Data records
__________________________________________________
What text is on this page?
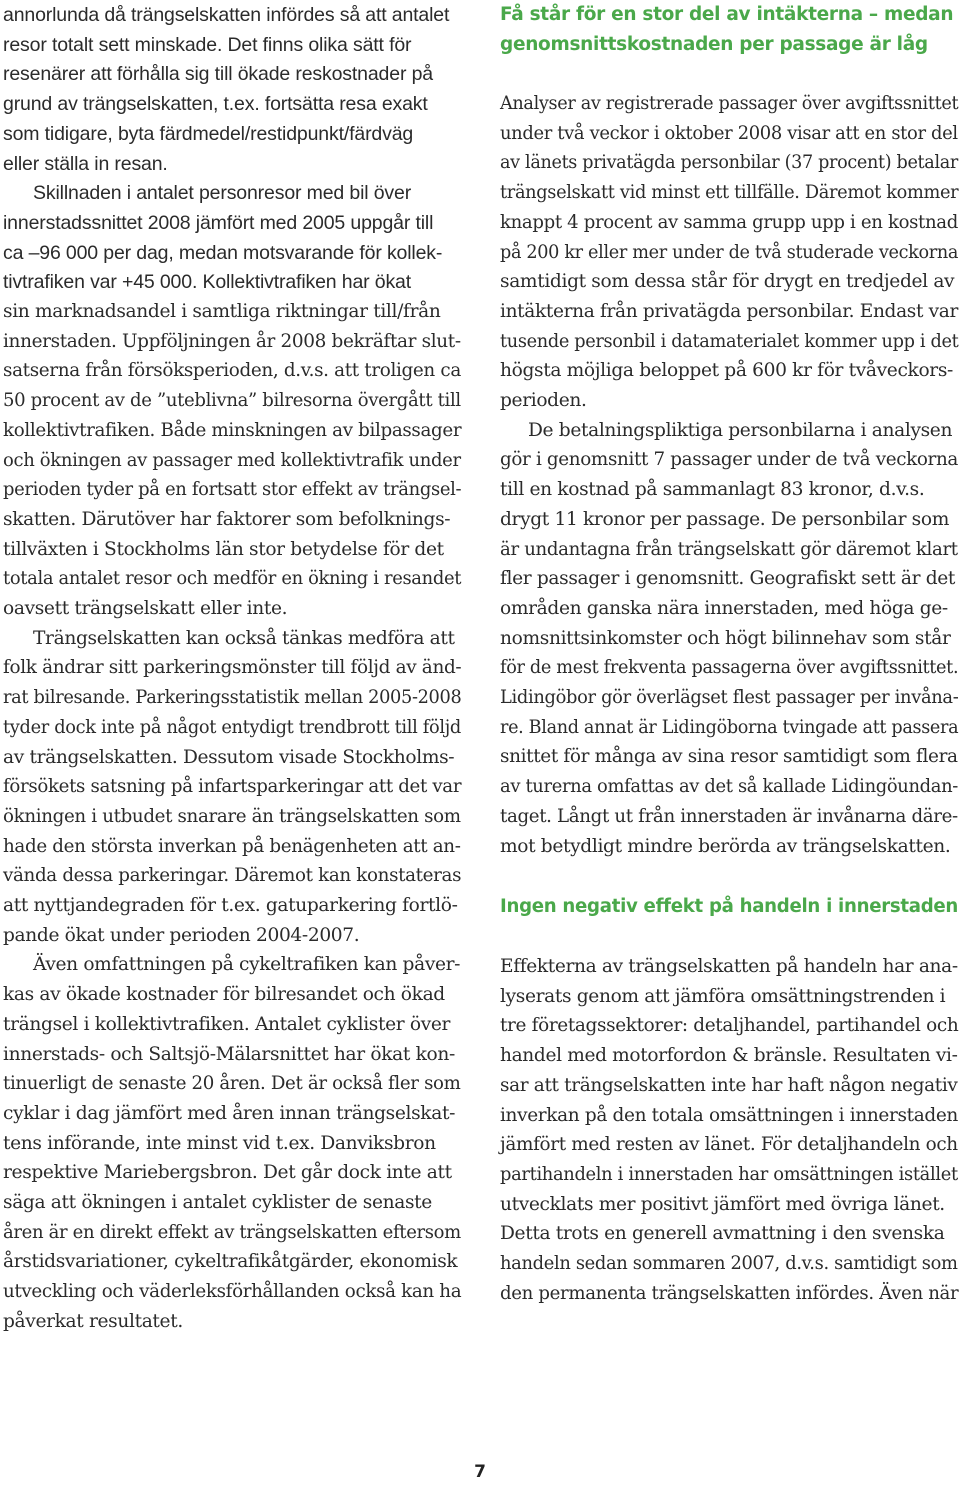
annorlunda då trängselskatten infördes så att antalet
resor totalt sett minskade. Det finns olika sätt för
resenärer att förhålla sig till ökade reskostnader på
grund av trängselskatten, t.ex. fortsätta resa exakt
som tidigare, byta färdmedel/restidpunkt/färdväg
eller ställa in resan.
Skillnaden i antalet personresor med bil över
innerstadssnittet 2008 jämfört med 2005 uppgår till
ca –96 000 per dag, medan motsvarande för kollek-
tivtrafiken var +45 000. Kollektivtrafiken har ökat
sin marknadsandel i samtliga riktningar till/från
innerstaden. Uppföljningen år 2008 bekräftar slut-
satserna från försöksperioden, d.v.s. att troligen ca
50 procent av de ”uteblivna” bilresorna övergått till
kollektivtrafiken. Både minskningen av bilpassager
och ökningen av passager med kollektivtrafik under
perioden tyder på en fortsatt stor effekt av trängsel-
skatten. Därutöver har faktorer som befolknings-
tillväxten i Stockholms län stor betydelse för det
totala antalet resor och medför en ökning i resandet
oavsett trängselskatt eller inte.
Trängselskatten kan också tänkas medföra att
folk ändrar sitt parkeringsmönster till följd av änd-
rat bilresande. Parkeringsstatistik mellan 2005-2008
tyder dock inte på något entydigt trendbrott till följd
av trängselskatten. Dessutom visade Stockholms-
försökets satsning på infartsparkeringar att det var
ökningen i utbudet snarare än trängselskatten som
hade den största inverkan på benägenheten att an-
vända dessa parkeringar. Däremot kan konstateras
att nyttjandegraden för t.ex. gatuparkering fortlö-
pande ökat under perioden 2004-2007.
Även omfattningen på cykeltrafiken kan påver-
kas av ökade kostnader för bilresandet och ökad
trängsel i kollektivtrafiken. Antalet cyklister över
innerstads- och Saltsjö-Mälarsnittet har ökat kon-
tinuerligt de senaste 20 åren. Det är också fler som
cyklar i dag jämfört med åren innan trängselskat-
tens införande, inte minst vid t.ex. Danviksbron
respektive Mariebergsbron. Det går dock inte att
säga att ökningen i antalet cyklister de senaste
åren är en direkt effekt av trängselskatten eftersom
årstidsvariationer, cykeltrafikåtgärder, ekonomisk
utveckling och väderleksförhållanden också kan ha
påverkat resultatet.
Få står för en stor del av intäkterna – medan
genomsnittskostnaden per passage är låg
Analyser av registrerade passager över avgiftssnittet
under två veckor i oktober 2008 visar att en stor del
av länets privatägda personbilar (37 procent) betalar
trängselskatt vid minst ett tillfälle. Däremot kommer
knappt 4 procent av samma grupp upp i en kostnad
på 200 kr eller mer under de två studerade veckorna
samtidigt som dessa står för drygt en tredjedel av
intäkterna från privatägda personbilar. Endast var
tusende personbil i datamaterialet kommer upp i det
högsta möjliga beloppet på 600 kr för tvåveckors-
perioden.
De betalningspliktiga personbilarna i analysen
gör i genomsnitt 7 passager under de två veckorna
till en kostnad på sammanlagt 83 kronor, d.v.s.
drygt 11 kronor per passage. De personbilar som
är undantagna från trängselskatt gör däremot klart
fler passager i genomsnitt. Geografiskt sett är det
områden ganska nära innerstaden, med höga ge-
nomsnittsinkomster och högt bilinnehav som står
för de mest frekventa passagerna över avgiftssnittet.
Lidingöbor gör överlägset flest passager per invåna-
re. Bland annat är Lidingöborna tvingade att passera
snittet för många av sina resor samtidigt som flera
av turerna omfattas av det så kallade Lidingöundan-
taget. Långt ut från innerstaden är invånarna däre-
mot betydligt mindre berörda av trängselskatten.
Ingen negativ effekt på handeln i innerstaden
Effekterna av trängselskatten på handeln har ana-
lyserats genom att jämföra omsättningstrenden i
tre företagssektorer: detaljhandel, partihandel och
handel med motorfordon & bränsle. Resultaten vi-
sar att trängselskatten inte har haft någon negativ
inverkan på den totala omsättningen i innerstaden
jämfört med resten av länet. För detaljhandeln och
partihandeln i innerstaden har omsättningen istället
utvecklats mer positivt jämfört med övriga länet.
Detta trots en generell avmattning i den svenska
handeln sedan sommaren 2007, d.v.s. samtidigt som
den permanenta trängselskatten infördes. Även när
7
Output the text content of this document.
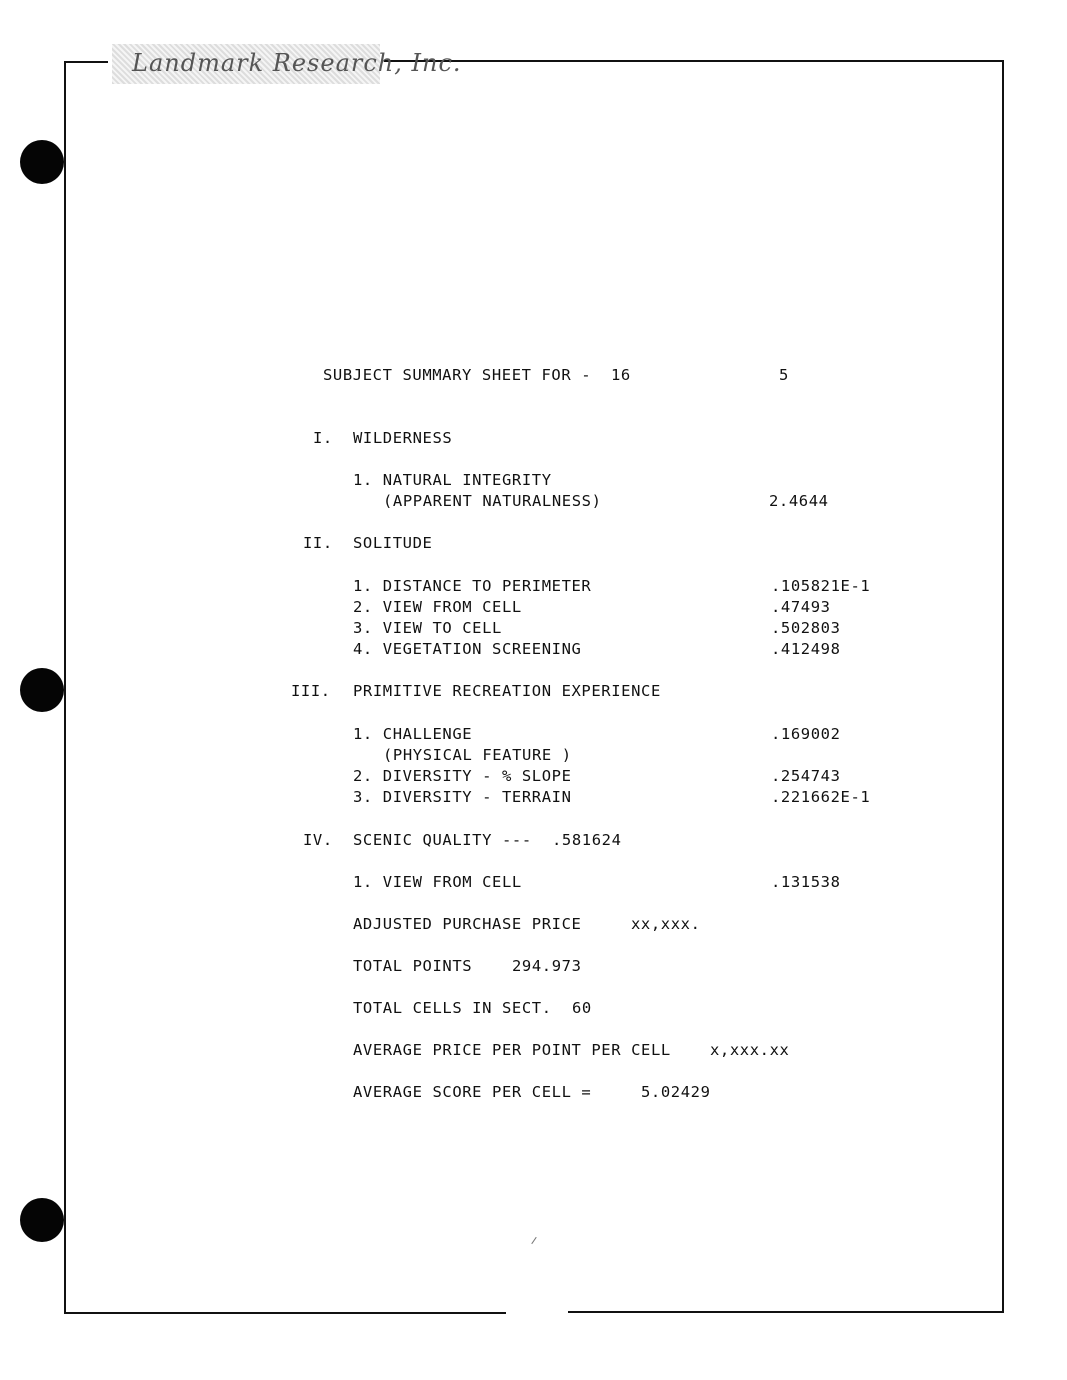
Landmark Research, Inc.
SUBJECT SUMMARY SHEET FOR - 16	5
I. WILDERNESS
1. NATURAL INTEGRITY
(APPARENT NATURALNESS)	2.4644
II. SOLITUDE
1. DISTANCE TO PERIMETER	.105821E-1
2. VIEW FROM CELL	.47493
3. VIEW TO CELL	.502803
4. VEGETATION SCREENING	.412498
III. PRIMITIVE RECREATION EXPERIENCE
1. CHALLENGE	.169002
(PHYSICAL FEATURE )
2. DIVERSITY - % SLOPE	.254743
3. DIVERSITY - TERRAIN	.221662E-1
IV. SCENIC QUALITY --- .581624
1. VIEW FROM CELL	.131538
ADJUSTED PURCHASE PRICE	xx,xxx.
TOTAL POINTS	294.973
TOTAL CELLS IN SECT. 60
AVERAGE PRICE PER POINT PER CELL	x,xxx.xx
AVERAGE SCORE PER CELL =	5.02429
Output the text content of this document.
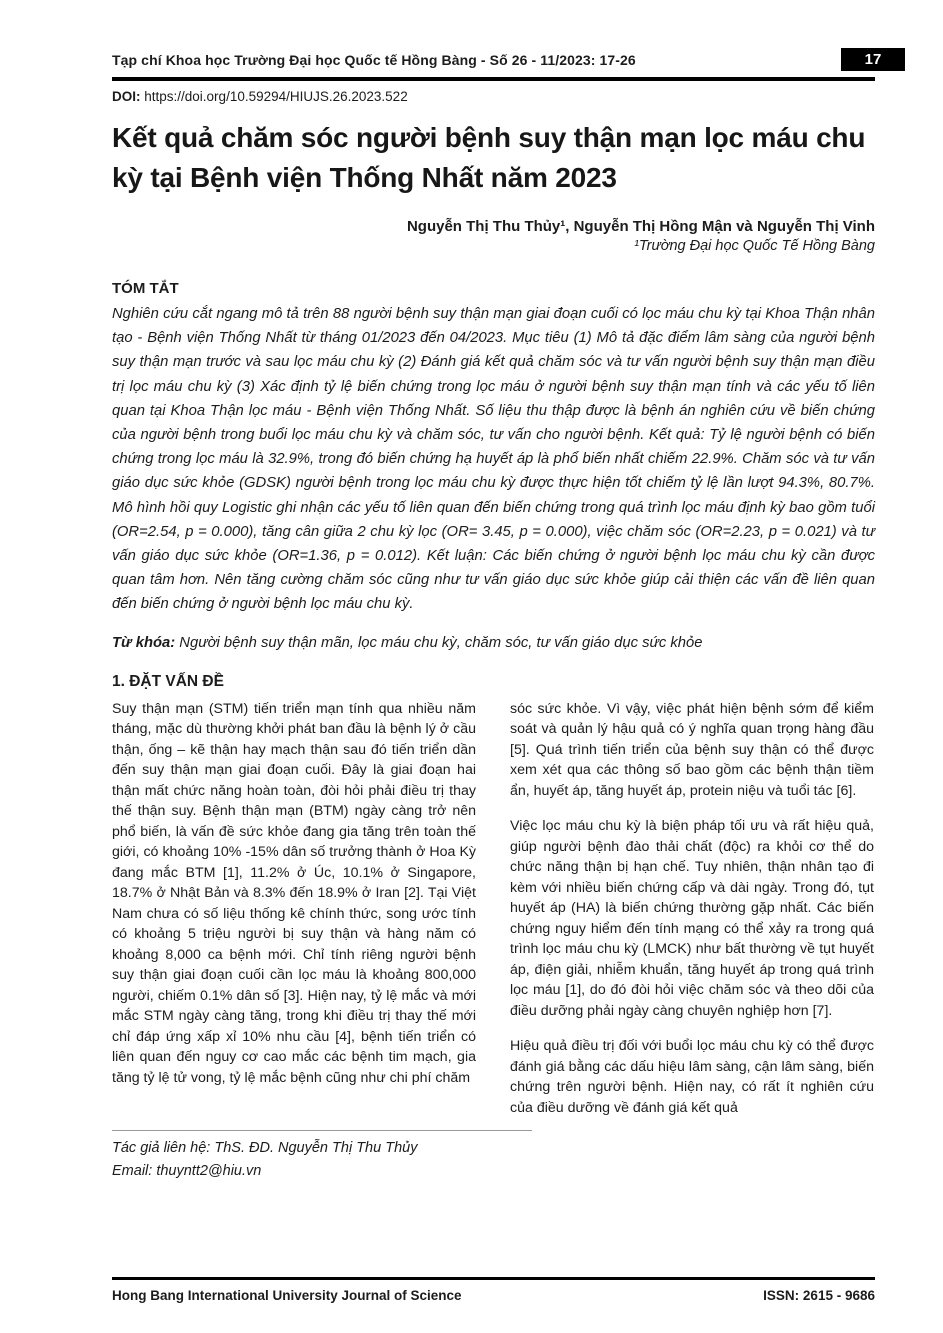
Tạp chí Khoa học Trường Đại học Quốc tế Hồng Bàng - Số 26 - 11/2023: 17-26	17
DOI: https://doi.org/10.59294/HIUJS.26.2023.522
Kết quả chăm sóc người bệnh suy thận mạn lọc máu chu kỳ tại Bệnh viện Thống Nhất năm 2023
Nguyễn Thị Thu Thủy¹, Nguyễn Thị Hồng Mận và Nguyễn Thị Vinh
¹Trường Đại học Quốc Tế Hồng Bàng
TÓM TẮT

Nghiên cứu cắt ngang mô tả trên 88 người bệnh suy thận mạn giai đoạn cuối có lọc máu chu kỳ tại Khoa Thận nhân tạo - Bệnh viện Thống Nhất từ tháng 01/2023 đến 04/2023. Mục tiêu (1) Mô tả đặc điểm lâm sàng của người bệnh suy thận mạn trước và sau lọc máu chu kỳ (2) Đánh giá kết quả chăm sóc và tư vấn người bệnh suy thận mạn điều trị lọc máu chu kỳ (3) Xác định tỷ lệ biến chứng trong lọc máu ở người bệnh suy thận mạn tính và các yếu tố liên quan tại Khoa Thận lọc máu - Bệnh viện Thống Nhất. Số liệu thu thập được là bệnh án nghiên cứu về biến chứng của người bệnh trong buổi lọc máu chu kỳ và chăm sóc, tư vấn cho người bệnh. Kết quả: Tỷ lệ người bệnh có biến chứng trong lọc máu là 32.9%, trong đó biến chứng hạ huyết áp là phổ biến nhất chiếm 22.9%. Chăm sóc và tư vấn giáo dục sức khỏe (GDSK) người bệnh trong lọc máu chu kỳ được thực hiện tốt chiếm tỷ lệ lần lượt 94.3%, 80.7%. Mô hình hồi quy Logistic ghi nhận các yếu tố liên quan đến biến chứng trong quá trình lọc máu định kỳ bao gồm tuổi (OR=2.54, p = 0.000), tăng cân giữa 2 chu kỳ lọc (OR= 3.45, p = 0.000), việc chăm sóc (OR=2.23, p = 0.021) và tư vấn giáo dục sức khỏe (OR=1.36, p = 0.012). Kết luận: Các biến chứng ở người bệnh lọc máu chu kỳ cần được quan tâm hơn. Nên tăng cường chăm sóc cũng như tư vấn giáo dục sức khỏe giúp cải thiện các vấn đề liên quan đến biến chứng ở người bệnh lọc máu chu kỳ.

Từ khóa: Người bệnh suy thận mãn, lọc máu chu kỳ, chăm sóc, tư vấn giáo dục sức khỏe
1. ĐẶT VẤN ĐỀ

Suy thận mạn (STM) tiến triển mạn tính qua nhiều năm tháng, mặc dù thường khởi phát ban đầu là bệnh lý ở cầu thận, ống – kẽ thận hay mạch thận sau đó tiến triển dần đến suy thận mạn giai đoạn cuối. Đây là giai đoạn hai thận mất chức năng hoàn toàn, đòi hỏi phải điều trị thay thế thận suy. Bệnh thận mạn (BTM) ngày càng trở nên phổ biến, là vấn đề sức khỏe đang gia tăng trên toàn thế giới, có khoảng 10% -15% dân số trưởng thành ở Hoa Kỳ đang mắc BTM [1], 11.2% ở Úc, 10.1% ở Singapore, 18.7% ở Nhật Bản và 8.3% đến 18.9% ở Iran [2]. Tại Việt Nam chưa có số liệu thống kê chính thức, song ước tính có khoảng 5 triệu người bị suy thận và hàng năm có khoảng 8,000 ca bệnh mới. Chỉ tính riêng người bệnh suy thận giai đoạn cuối cần lọc máu là khoảng 800,000 người, chiếm 0.1% dân số [3]. Hiện nay, tỷ lệ mắc và mới mắc STM ngày càng tăng, trong khi điều trị thay thế mới chỉ đáp ứng xấp xỉ 10% nhu cầu [4], bệnh tiến triển có liên quan đến nguy cơ cao mắc các bệnh tim mạch, gia tăng tỷ lệ tử vong, tỷ lệ mắc bệnh cũng như chi phí chăm

sóc sức khỏe. Vì vậy, việc phát hiện bệnh sớm để kiểm soát và quản lý hậu quả có ý nghĩa quan trọng hàng đầu [5]. Quá trình tiến triển của bệnh suy thận có thể được xem xét qua các thông số bao gồm các bệnh thận tiềm ẩn, huyết áp, tăng huyết áp, protein niệu và tuổi tác [6].

Việc lọc máu chu kỳ là biện pháp tối ưu và rất hiệu quả, giúp người bệnh đào thải chất (độc) ra khỏi cơ thể do chức năng thận bị hạn chế. Tuy nhiên, thận nhân tạo đi kèm với nhiều biến chứng cấp và dài ngày. Trong đó, tụt huyết áp (HA) là biến chứng thường gặp nhất. Các biến chứng nguy hiểm đến tính mạng có thể xảy ra trong quá trình lọc máu chu kỳ (LMCK) như bất thường về tụt huyết áp, điện giải, nhiễm khuẩn, tăng huyết áp trong quá trình lọc máu [1], do đó đòi hỏi việc chăm sóc và theo dõi của điều dưỡng phải ngày càng chuyên nghiệp hơn [7].

Hiệu quả điều trị đối với buổi lọc máu chu kỳ có thể được đánh giá bằng các dấu hiệu lâm sàng, cận lâm sàng, biến chứng trên người bệnh. Hiện nay, có rất ít nghiên cứu của điều dưỡng về đánh giá kết quả

Tác giả liên hệ: ThS. ĐD. Nguyễn Thị Thu Thủy
Email: thuyntt2@hiu.vn
Hong Bang International University Journal of Science	ISSN: 2615 - 9686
__________________________________________________
▶ What needs to be done:
Out of the entries, pull every line that mentions "under".

▶ Your response:
och ökningen av passager med kollektivtrafik under
pande ökat under perioden 2004-2007.
under två veckor i oktober 2008 visar att en stor del
på 200 kr eller mer under de två studerade veckorna
gör i genomsnitt 7 passager under de två veckorna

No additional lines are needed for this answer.